## AIM
Repeat the records below exactly as they appear.

## RECORDS FOR THIS TASK
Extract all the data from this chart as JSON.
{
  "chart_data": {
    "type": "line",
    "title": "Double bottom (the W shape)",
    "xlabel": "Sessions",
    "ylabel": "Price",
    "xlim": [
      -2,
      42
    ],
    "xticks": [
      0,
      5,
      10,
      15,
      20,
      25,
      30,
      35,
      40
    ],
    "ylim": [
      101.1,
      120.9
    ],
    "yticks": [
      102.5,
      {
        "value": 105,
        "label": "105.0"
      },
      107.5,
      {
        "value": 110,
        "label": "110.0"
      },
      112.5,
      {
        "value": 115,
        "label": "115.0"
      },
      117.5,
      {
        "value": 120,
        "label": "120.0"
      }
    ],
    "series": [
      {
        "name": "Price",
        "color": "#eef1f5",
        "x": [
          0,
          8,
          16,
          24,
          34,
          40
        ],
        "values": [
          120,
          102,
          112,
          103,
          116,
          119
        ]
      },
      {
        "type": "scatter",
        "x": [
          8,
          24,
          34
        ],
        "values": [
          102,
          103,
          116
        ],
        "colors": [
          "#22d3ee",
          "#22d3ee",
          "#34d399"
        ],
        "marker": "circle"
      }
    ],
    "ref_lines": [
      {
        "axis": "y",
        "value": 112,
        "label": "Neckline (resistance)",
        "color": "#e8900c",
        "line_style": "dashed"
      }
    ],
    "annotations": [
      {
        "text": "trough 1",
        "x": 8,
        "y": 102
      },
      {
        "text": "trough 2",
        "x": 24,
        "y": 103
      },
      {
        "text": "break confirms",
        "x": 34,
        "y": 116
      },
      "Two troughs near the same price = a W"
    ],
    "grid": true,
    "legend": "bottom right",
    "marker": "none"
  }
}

## RESULT FOR THIS EXERCISE
Extract all the data from this chart as JSON.
{
  "chart_data": {
    "type": "line",
    "title": "Double bottom (the W shape)",
    "xlabel": "Sessions",
    "ylabel": "Price",
    "xlim": [
      -2,
      42
    ],
    "xticks": [
      0,
      5,
      10,
      15,
      20,
      25,
      30,
      35,
      40
    ],
    "ylim": [
      101.1,
      120.9
    ],
    "yticks": [
      102.5,
      {
        "value": 105,
        "label": "105.0"
      },
      107.5,
      {
        "value": 110,
        "label": "110.0"
      },
      112.5,
      {
        "value": 115,
        "label": "115.0"
      },
      117.5,
      {
        "value": 120,
        "label": "120.0"
      }
    ],
    "series": [
      {
        "name": "Price",
        "color": "#eef1f5",
        "x": [
          0,
          8,
          16,
          24,
          34,
          40
        ],
        "values": [
          120,
          102,
          112,
          103,
          116,
          119
        ]
      },
      {
        "type": "scatter",
        "x": [
          8,
          24,
          34
        ],
        "values": [
          102,
          103,
          116
        ],
        "colors": [
          "#22d3ee",
          "#22d3ee",
          "#34d399"
        ],
        "marker": "circle"
      }
    ],
    "ref_lines": [
      {
        "axis": "y",
        "value": 112,
        "label": "Neckline (resistance)",
        "color": "#e8900c",
        "line_style": "dashed"
      }
    ],
    "annotations": [
      {
        "text": "trough 1",
        "x": 8,
        "y": 102
      },
      {
        "text": "trough 2",
        "x": 24,
        "y": 103
      },
      {
        "text": "break confirms",
        "x": 34,
        "y": 116
      },
      "Two troughs near the same price = a W"
    ],
    "grid": true,
    "legend": "bottom right",
    "marker": "none"
  }
}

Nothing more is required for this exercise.